:: BRIEF ::
Copy all lines that contain the word "σύνδεσης".

:: RECORD LIST ::
::::

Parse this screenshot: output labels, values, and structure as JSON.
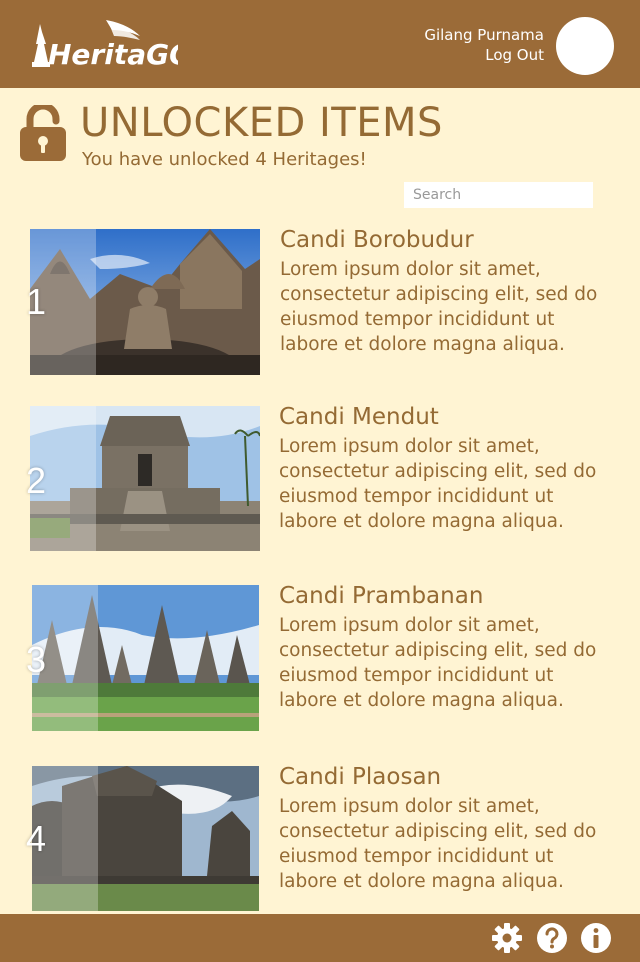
{
  "header": {
    "logo_text": "HeritaGO",
    "user_name": "Gilang Purnama",
    "logout_label": "Log Out"
  },
  "page": {
    "title": "UNLOCKED ITEMS",
    "subtitle": "You have unlocked 4 Heritages!"
  },
  "search": {
    "placeholder": "Search"
  },
  "items": [
    {
      "number": "1",
      "title": "Candi Borobudur",
      "description": "Lorem ipsum dolor sit amet, consectetur adipiscing elit, sed do eiusmod tempor incididunt ut labore et dolore magna aliqua."
    },
    {
      "number": "2",
      "title": "Candi Mendut",
      "description": "Lorem ipsum dolor sit amet, consectetur adipiscing elit, sed do eiusmod tempor incididunt ut labore et dolore magna aliqua."
    },
    {
      "number": "3",
      "title": "Candi Prambanan",
      "description": "Lorem ipsum dolor sit amet, consectetur adipiscing elit, sed do eiusmod tempor incididunt ut labore et dolore magna aliqua."
    },
    {
      "number": "4",
      "title": "Candi Plaosan",
      "description": "Lorem ipsum dolor sit amet, consectetur adipiscing elit, sed do eiusmod tempor incididunt ut labore et dolore magna aliqua."
    }
  ],
  "footer": {
    "icons": [
      "gear-icon",
      "help-icon",
      "info-icon"
    ]
  },
  "colors": {
    "brand": "#9b6b38",
    "background": "#fff4d3",
    "text": "#946a34"
  }
}
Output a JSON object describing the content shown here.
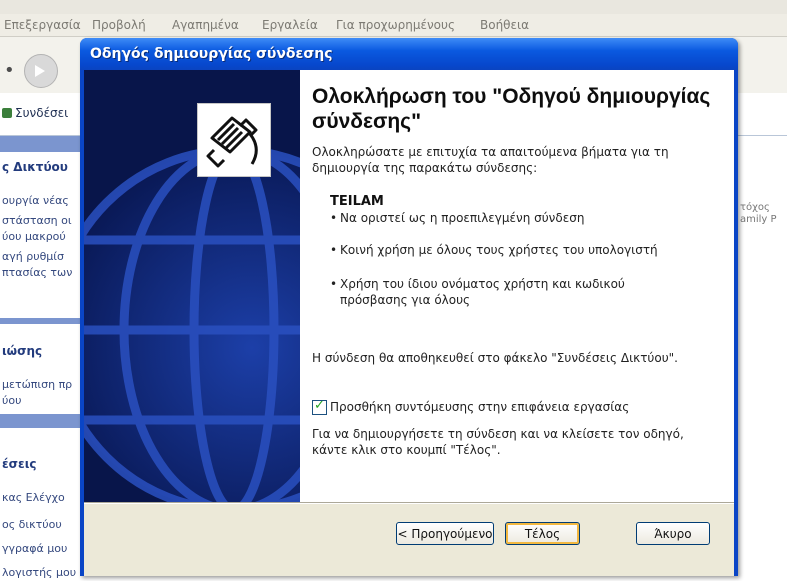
{
  "background_window": {
    "menu": [
      "Επεξεργασία",
      "Προβολή",
      "Αγαπημένα",
      "Εργαλεία",
      "Για προχωρημένους",
      "Βοήθεια"
    ],
    "connections_label": "Συνδέσει",
    "sidebar": {
      "network_tasks_title": "ς Δικτύου",
      "network_tasks_items": [
        "ουργία νέας",
        "στάσταση οι",
        "ύου μακρού",
        "αγή ρυθμίσ",
        "πτασίας των"
      ],
      "see_also_title": "ιώσης",
      "see_also_items": [
        "μετώπιση πρ",
        "ύου"
      ],
      "other_places_title": "έσεις",
      "other_places_items": [
        "κας Ελέγχο",
        "ος δικτύου",
        "γγραφά μου",
        "λογιστής μου"
      ]
    },
    "right_text": [
      "τόχος",
      "amily P"
    ]
  },
  "dialog": {
    "title": "Οδηγός δημιουργίας σύνδεσης",
    "heading": "Ολοκλήρωση του \"Οδηγού δημιουργίας σύνδεσης\"",
    "intro": "Ολοκληρώσατε με επιτυχία τα απαιτούμενα βήματα για τη δημιουργία της παρακάτω σύνδεσης:",
    "connection_name": "TEILAM",
    "bullets": [
      "Να οριστεί ως η προεπιλεγμένη σύνδεση",
      "Κοινή χρήση με όλους τους χρήστες του υπολογιστή",
      "Χρήση του ίδιου ονόματος χρήστη και κωδικού πρόσβασης για όλους"
    ],
    "saved_text": "Η σύνδεση θα αποθηκευθεί στο φάκελο \"Συνδέσεις Δικτύου\".",
    "checkbox_label": "Προσθήκη συντόμευσης στην επιφάνεια εργασίας",
    "checkbox_checked": true,
    "finish_text": "Για να δημιουργήσετε τη σύνδεση και να κλείσετε τον οδηγό, κάντε κλικ στο κουμπί \"Τέλος\".",
    "buttons": {
      "back": "< Προηγούμενο",
      "finish": "Τέλος",
      "cancel": "Άκυρο"
    },
    "icon": "network-cable-icon"
  },
  "colors": {
    "titlebar": "#0a59e0",
    "left_panel": "#08154a",
    "dialog_bg": "#ece9d8",
    "sidebar": "#7b95cf"
  }
}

::::

:: CORRECT ANSWER ::
    "title": "Οδηγός δημιουργίας σύνδεσης",
    "heading": "Ολοκλήρωση του \"Οδηγού δημιουργίας σύνδεσης\"",
    "intro": "Ολοκληρώσατε με επιτυχία τα απαιτούμενα βήματα για τη δημιουργία της παρακάτω σύνδεσης:",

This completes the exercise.